For each line below that contains the string "مختومة", copy that line.

+---+

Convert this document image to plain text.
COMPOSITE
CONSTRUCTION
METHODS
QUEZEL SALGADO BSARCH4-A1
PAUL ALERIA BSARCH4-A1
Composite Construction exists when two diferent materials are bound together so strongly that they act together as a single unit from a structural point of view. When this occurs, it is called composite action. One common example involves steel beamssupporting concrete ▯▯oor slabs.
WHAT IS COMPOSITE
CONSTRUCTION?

+---+

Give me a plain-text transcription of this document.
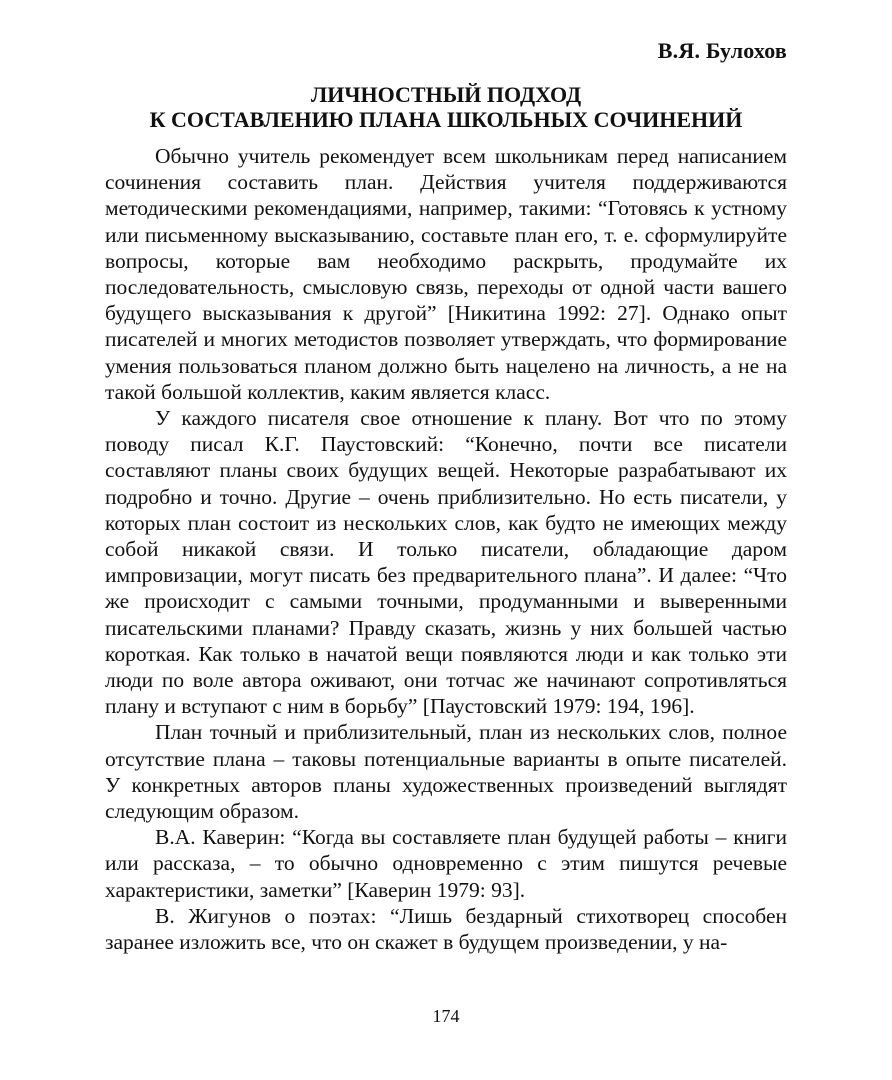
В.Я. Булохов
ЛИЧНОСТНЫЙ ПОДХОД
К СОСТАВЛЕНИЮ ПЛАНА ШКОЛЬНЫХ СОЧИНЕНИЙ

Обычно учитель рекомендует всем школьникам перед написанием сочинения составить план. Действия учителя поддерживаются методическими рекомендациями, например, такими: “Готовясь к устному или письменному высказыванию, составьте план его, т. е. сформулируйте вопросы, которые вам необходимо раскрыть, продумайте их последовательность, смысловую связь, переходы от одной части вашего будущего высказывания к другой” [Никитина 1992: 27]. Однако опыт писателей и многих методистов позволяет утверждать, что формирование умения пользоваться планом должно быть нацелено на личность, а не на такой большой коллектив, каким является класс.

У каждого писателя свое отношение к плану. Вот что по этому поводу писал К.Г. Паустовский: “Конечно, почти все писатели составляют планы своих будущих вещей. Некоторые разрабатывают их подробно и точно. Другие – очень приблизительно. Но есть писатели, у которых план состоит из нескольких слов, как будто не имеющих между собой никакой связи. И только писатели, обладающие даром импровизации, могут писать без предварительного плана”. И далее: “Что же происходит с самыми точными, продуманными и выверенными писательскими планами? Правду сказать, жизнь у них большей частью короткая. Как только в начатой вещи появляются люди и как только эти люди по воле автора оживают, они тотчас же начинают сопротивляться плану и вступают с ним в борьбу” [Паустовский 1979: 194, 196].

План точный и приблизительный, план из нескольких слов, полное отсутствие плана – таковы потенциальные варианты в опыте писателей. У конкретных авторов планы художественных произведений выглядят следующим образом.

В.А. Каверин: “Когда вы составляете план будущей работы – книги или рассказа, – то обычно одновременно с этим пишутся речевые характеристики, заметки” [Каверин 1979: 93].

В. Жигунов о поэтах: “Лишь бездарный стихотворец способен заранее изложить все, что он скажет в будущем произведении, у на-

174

+---+

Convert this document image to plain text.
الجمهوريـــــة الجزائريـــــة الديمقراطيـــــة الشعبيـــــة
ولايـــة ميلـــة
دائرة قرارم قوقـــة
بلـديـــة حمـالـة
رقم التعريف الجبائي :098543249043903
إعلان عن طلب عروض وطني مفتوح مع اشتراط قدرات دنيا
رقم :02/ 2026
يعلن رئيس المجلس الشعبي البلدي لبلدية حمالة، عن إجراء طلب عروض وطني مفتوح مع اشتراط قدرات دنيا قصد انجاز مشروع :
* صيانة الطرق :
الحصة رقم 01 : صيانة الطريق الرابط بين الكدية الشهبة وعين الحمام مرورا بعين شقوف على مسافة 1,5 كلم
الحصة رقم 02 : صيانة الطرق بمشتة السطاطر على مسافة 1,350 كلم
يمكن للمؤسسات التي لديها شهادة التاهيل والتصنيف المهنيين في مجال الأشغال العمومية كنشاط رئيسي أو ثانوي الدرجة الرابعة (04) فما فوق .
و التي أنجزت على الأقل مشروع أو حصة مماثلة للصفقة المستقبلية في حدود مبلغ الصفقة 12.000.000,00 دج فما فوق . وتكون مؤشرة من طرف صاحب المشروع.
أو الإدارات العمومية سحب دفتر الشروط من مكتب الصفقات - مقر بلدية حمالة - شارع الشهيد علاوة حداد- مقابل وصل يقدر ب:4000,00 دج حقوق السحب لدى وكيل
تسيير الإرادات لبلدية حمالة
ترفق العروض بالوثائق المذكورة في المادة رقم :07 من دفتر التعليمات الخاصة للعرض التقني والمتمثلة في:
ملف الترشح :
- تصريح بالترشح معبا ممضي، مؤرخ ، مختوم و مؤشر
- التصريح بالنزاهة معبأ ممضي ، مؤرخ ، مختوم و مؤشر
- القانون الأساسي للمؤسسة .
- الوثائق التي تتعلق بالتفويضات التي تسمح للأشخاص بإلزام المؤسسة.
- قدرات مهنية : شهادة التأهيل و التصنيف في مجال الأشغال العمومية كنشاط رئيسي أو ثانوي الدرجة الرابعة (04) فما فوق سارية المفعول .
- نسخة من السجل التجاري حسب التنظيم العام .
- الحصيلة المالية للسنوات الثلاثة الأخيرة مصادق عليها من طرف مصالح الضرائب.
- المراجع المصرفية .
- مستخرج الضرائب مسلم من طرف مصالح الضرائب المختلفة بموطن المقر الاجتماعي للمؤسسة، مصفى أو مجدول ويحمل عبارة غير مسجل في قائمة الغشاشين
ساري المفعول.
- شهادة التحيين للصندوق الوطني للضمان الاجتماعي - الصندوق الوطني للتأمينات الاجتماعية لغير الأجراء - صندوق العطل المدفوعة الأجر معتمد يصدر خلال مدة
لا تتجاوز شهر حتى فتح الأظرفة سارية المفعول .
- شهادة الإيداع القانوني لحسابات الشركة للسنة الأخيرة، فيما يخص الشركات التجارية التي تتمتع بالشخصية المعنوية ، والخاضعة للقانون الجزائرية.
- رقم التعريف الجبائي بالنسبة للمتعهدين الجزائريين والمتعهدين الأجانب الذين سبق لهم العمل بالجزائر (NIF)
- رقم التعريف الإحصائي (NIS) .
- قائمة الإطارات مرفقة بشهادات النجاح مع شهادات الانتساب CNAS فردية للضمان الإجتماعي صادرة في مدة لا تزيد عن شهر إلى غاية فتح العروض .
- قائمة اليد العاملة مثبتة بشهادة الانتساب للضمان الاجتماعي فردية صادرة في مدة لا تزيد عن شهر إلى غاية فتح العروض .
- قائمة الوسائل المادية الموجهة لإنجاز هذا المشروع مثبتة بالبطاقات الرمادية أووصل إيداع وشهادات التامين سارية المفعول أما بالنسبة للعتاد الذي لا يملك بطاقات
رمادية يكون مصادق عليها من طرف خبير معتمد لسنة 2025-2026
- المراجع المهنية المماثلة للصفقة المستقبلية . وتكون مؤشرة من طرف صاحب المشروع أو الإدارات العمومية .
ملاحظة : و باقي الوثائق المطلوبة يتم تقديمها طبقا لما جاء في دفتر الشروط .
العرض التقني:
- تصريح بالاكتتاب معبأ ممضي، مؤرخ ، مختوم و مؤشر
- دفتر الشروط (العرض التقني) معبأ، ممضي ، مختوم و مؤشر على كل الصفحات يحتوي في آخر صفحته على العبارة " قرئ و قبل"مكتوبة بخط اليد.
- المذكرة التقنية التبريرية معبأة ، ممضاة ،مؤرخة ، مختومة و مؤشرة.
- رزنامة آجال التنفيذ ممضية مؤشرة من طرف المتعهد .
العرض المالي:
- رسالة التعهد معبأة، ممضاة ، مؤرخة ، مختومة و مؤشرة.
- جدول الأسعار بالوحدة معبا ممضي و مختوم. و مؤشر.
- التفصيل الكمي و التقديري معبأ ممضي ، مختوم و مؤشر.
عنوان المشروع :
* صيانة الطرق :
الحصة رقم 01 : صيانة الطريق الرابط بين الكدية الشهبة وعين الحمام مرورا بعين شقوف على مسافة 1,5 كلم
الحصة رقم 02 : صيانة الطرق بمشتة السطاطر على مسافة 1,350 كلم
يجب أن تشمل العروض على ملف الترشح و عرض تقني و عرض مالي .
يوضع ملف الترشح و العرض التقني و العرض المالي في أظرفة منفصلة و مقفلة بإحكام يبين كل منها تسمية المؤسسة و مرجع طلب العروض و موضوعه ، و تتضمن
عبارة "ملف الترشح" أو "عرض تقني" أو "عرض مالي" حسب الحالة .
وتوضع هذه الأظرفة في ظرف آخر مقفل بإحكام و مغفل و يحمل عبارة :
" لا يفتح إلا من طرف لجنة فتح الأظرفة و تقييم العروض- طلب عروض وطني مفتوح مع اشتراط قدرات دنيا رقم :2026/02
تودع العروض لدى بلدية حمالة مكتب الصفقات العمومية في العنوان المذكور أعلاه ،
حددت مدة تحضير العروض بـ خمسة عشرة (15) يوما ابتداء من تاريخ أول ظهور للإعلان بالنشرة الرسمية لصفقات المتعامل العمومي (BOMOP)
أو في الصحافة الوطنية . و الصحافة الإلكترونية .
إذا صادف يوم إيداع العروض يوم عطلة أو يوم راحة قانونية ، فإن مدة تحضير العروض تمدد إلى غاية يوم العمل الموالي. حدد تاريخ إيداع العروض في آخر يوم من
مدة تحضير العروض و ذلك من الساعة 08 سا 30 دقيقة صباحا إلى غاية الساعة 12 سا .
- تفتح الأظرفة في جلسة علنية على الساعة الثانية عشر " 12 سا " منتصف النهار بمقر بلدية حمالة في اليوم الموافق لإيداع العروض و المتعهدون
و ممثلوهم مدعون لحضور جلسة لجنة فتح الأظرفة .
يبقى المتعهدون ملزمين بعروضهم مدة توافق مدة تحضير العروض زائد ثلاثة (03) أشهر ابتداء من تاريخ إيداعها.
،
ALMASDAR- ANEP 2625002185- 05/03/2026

+---+

RESPONSE TO THE EXERCISE:
- المذكرة التقنية التبريرية معبأة ، ممضاة ،مؤرخة ، مختومة و مؤشرة.
- رسالة التعهد معبأة، ممضاة ، مؤرخة ، مختومة و مؤشرة.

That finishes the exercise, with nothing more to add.